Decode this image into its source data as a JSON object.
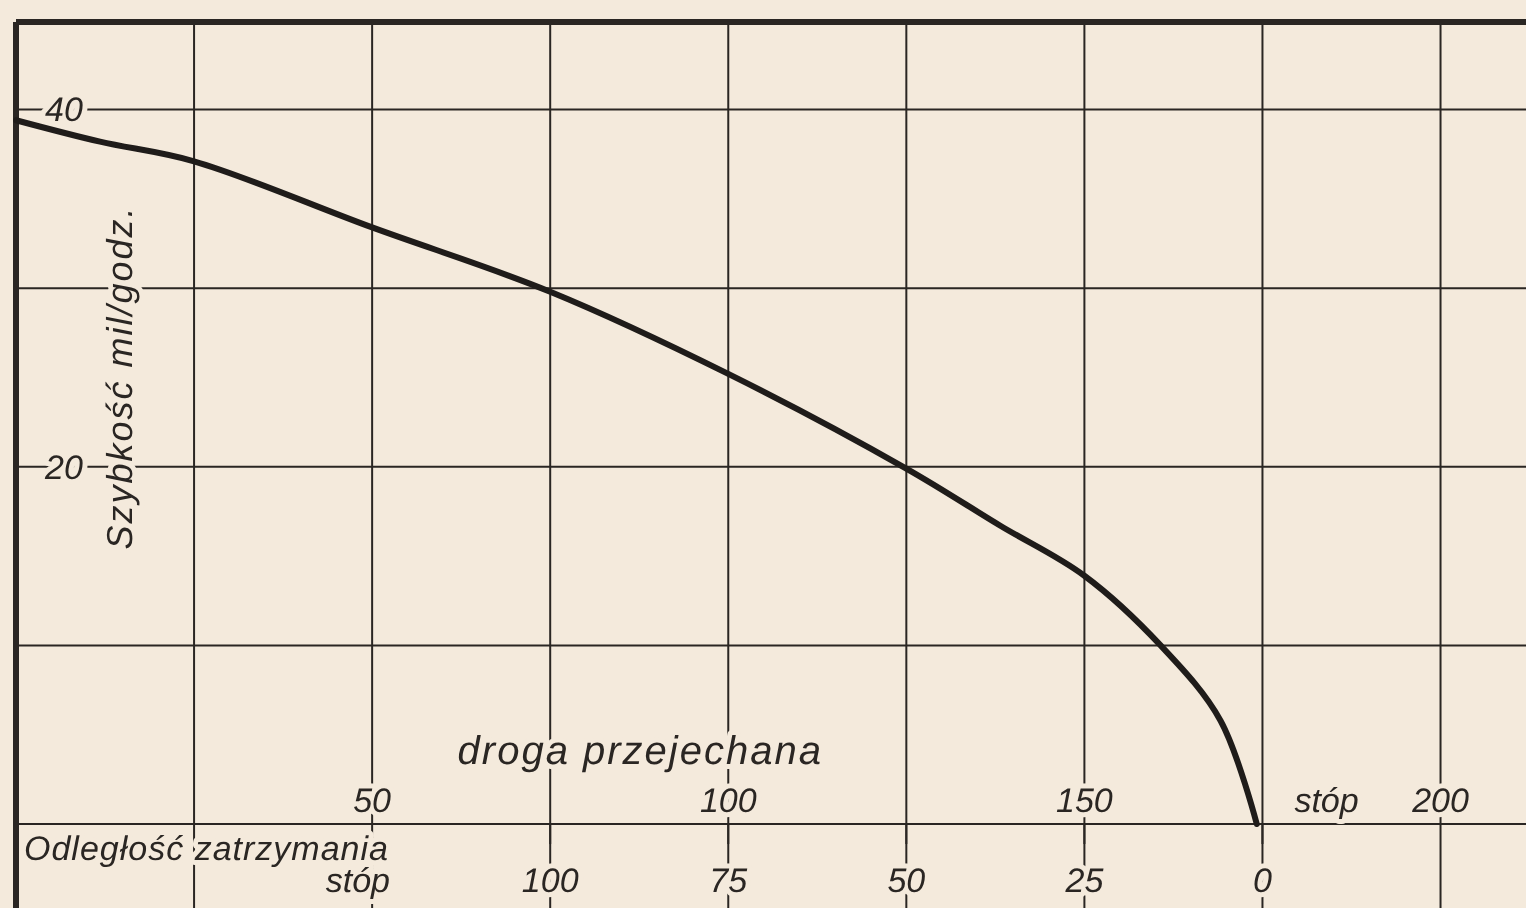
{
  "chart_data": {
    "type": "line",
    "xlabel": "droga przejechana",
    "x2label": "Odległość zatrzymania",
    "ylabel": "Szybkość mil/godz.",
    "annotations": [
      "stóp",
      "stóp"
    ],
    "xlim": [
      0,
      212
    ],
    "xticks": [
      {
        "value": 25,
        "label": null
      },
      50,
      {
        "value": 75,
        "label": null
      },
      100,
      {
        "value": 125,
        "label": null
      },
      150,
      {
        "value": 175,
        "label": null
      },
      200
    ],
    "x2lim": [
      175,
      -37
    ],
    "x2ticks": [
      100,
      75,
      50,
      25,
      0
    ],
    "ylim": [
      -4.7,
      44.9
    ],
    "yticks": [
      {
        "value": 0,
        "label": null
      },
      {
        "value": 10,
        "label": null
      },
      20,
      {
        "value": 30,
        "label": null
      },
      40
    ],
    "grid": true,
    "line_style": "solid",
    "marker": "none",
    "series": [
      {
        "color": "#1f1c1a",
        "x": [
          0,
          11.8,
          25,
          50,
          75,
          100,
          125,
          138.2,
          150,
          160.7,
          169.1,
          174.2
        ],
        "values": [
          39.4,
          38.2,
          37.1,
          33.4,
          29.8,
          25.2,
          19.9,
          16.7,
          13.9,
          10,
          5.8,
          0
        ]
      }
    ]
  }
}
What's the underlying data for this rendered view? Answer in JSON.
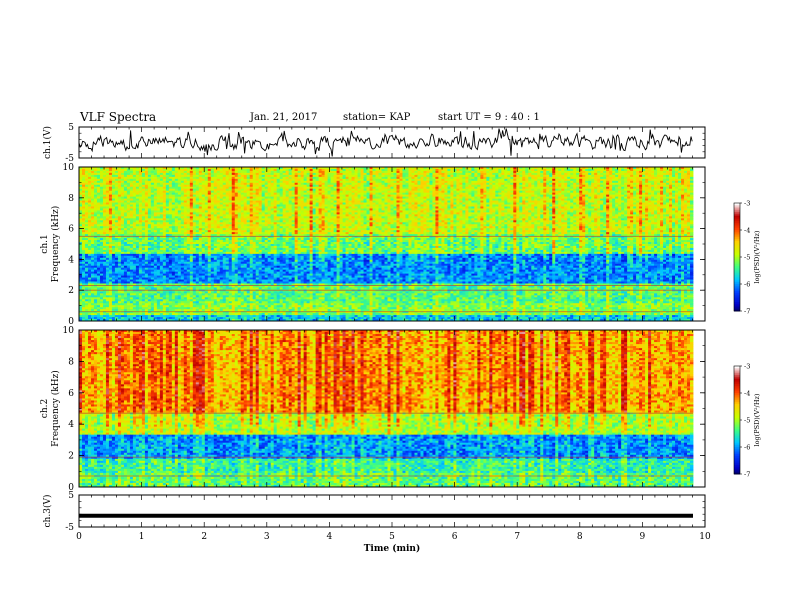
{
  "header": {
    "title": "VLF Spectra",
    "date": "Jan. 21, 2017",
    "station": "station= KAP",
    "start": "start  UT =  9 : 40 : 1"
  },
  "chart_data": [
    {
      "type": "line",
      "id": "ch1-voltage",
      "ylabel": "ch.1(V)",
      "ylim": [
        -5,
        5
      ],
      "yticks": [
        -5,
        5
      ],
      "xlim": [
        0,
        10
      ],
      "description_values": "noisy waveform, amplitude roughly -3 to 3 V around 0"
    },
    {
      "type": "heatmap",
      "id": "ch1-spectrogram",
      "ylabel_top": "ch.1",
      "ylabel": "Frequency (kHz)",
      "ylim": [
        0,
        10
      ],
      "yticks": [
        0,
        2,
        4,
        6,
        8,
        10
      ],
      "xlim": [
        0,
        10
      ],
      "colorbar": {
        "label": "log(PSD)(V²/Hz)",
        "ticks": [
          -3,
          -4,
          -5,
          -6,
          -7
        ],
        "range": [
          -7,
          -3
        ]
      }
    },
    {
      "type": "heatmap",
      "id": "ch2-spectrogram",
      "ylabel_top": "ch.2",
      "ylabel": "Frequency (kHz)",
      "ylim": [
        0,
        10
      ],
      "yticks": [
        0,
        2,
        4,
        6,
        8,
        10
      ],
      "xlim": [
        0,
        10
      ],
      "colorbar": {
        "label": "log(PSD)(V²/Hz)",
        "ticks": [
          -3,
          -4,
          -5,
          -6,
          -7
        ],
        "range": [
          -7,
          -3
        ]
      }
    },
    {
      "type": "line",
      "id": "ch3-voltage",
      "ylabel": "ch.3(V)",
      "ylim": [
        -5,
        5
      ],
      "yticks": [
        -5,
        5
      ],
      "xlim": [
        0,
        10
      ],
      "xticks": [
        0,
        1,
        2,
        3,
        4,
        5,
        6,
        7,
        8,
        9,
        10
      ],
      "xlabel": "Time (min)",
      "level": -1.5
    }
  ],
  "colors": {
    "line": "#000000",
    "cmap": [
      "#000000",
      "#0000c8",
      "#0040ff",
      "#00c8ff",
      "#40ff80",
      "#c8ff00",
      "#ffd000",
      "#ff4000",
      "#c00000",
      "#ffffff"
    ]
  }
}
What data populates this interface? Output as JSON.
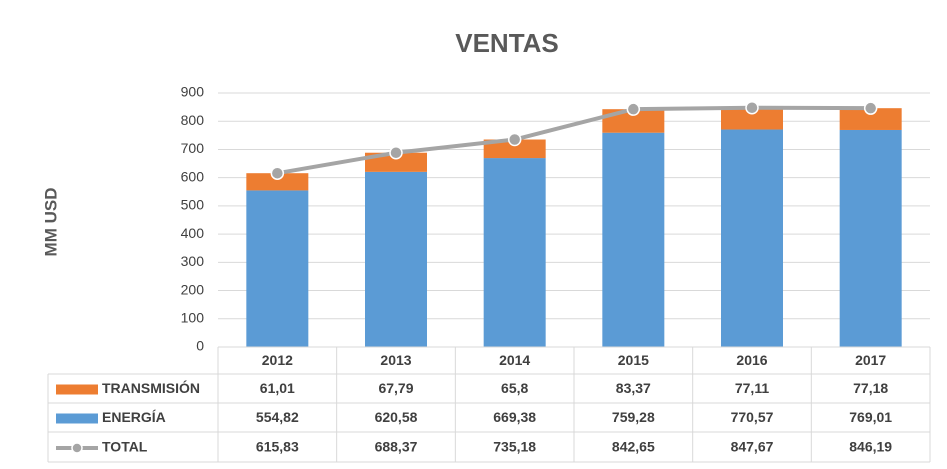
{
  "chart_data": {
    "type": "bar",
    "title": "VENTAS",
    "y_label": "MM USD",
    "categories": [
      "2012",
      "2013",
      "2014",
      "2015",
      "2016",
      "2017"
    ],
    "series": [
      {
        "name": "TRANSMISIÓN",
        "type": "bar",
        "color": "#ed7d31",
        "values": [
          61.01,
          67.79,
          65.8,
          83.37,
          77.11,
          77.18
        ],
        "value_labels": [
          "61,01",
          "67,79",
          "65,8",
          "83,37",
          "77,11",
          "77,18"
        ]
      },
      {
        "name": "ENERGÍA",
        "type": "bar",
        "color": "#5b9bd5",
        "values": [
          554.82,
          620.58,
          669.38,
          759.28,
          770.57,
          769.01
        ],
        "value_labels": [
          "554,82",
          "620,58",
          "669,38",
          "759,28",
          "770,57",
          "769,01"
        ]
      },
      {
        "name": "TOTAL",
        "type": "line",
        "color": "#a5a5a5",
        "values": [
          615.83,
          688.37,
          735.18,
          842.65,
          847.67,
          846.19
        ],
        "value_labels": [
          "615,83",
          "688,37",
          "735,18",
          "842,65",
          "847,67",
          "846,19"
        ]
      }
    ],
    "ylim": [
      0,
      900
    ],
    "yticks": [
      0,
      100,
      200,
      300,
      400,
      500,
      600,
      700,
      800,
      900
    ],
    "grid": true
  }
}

^^^^^^^^^^^^^^^^

» **Instruction**
Reproduce the listing above from the line that contains "What data populates" through its final line, exactly and with nothing added. Omit the images.

» **Expected output**
What data populates this interface? Output as JSON.
{
  "chart_data": {
    "type": "bar",
    "title": "VENTAS",
    "y_label": "MM USD",
    "categories": [
      "2012",
      "2013",
      "2014",
      "2015",
      "2016",
      "2017"
    ],
    "series": [
      {
        "name": "TRANSMISIÓN",
        "type": "bar",
        "color": "#ed7d31",
        "values": [
          61.01,
          67.79,
          65.8,
          83.37,
          77.11,
          77.18
        ],
        "value_labels": [
          "61,01",
          "67,79",
          "65,8",
          "83,37",
          "77,11",
          "77,18"
        ]
      },
      {
        "name": "ENERGÍA",
        "type": "bar",
        "color": "#5b9bd5",
        "values": [
          554.82,
          620.58,
          669.38,
          759.28,
          770.57,
          769.01
        ],
        "value_labels": [
          "554,82",
          "620,58",
          "669,38",
          "759,28",
          "770,57",
          "769,01"
        ]
      },
      {
        "name": "TOTAL",
        "type": "line",
        "color": "#a5a5a5",
        "values": [
          615.83,
          688.37,
          735.18,
          842.65,
          847.67,
          846.19
        ],
        "value_labels": [
          "615,83",
          "688,37",
          "735,18",
          "842,65",
          "847,67",
          "846,19"
        ]
      }
    ],
    "ylim": [
      0,
      900
    ],
    "yticks": [
      0,
      100,
      200,
      300,
      400,
      500,
      600,
      700,
      800,
      900
    ],
    "grid": true
  }
}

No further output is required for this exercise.